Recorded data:
....................
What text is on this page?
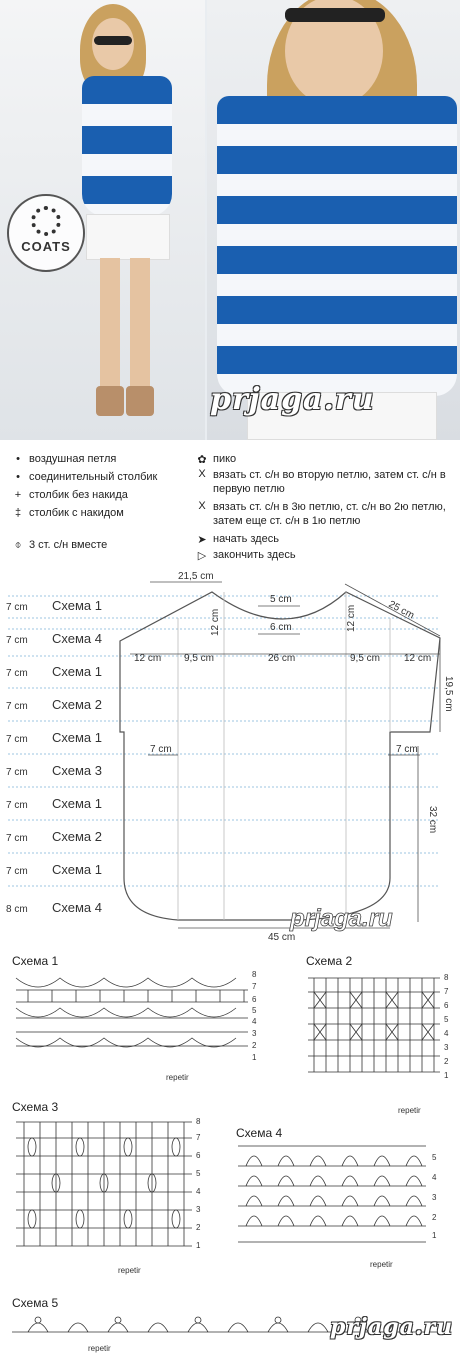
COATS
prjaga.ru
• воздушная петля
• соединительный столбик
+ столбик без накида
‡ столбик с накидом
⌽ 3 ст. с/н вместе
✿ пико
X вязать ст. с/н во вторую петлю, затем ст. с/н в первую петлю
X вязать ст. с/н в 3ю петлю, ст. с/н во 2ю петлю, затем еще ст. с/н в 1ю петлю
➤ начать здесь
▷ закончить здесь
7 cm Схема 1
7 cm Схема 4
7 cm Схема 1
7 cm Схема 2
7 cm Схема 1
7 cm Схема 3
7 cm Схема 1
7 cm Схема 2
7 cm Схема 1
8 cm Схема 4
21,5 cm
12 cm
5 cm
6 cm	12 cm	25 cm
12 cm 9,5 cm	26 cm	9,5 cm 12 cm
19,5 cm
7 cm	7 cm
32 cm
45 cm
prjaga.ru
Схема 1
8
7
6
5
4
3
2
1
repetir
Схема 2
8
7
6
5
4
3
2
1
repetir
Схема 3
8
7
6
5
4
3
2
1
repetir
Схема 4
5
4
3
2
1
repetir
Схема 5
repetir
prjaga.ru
....................
**Given request**
Restate each line of the records exactly; pictures do not belong in the copy.

**Worked answer**
What text is on this page?
COATS
prjaga.ru
• воздушная петля
• соединительный столбик
+ столбик без накида
‡ столбик с накидом
⌽ 3 ст. с/н вместе
✿ пико
X вязать ст. с/н во вторую петлю, затем ст. с/н в первую петлю
X вязать ст. с/н в 3ю петлю, ст. с/н во 2ю петлю, затем еще ст. с/н в 1ю петлю
➤ начать здесь
▷ закончить здесь
7 cm Схема 1
7 cm Схема 4
7 cm Схема 1
7 cm Схема 2
7 cm Схема 1
7 cm Схема 3
7 cm Схема 1
7 cm Схема 2
7 cm Схема 1
8 cm Схема 4
21,5 cm
12 cm
5 cm
6 cm	12 cm	25 cm
12 cm 9,5 cm	26 cm	9,5 cm 12 cm
19,5 cm
7 cm	7 cm
32 cm
45 cm
prjaga.ru
Схема 1
8
7
6
5
4
3
2
1
repetir
Схема 2
8
7
6
5
4
3
2
1
repetir
Схема 3
8
7
6
5
4
3
2
1
repetir
Схема 4
5
4
3
2
1
repetir
Схема 5
repetir
prjaga.ru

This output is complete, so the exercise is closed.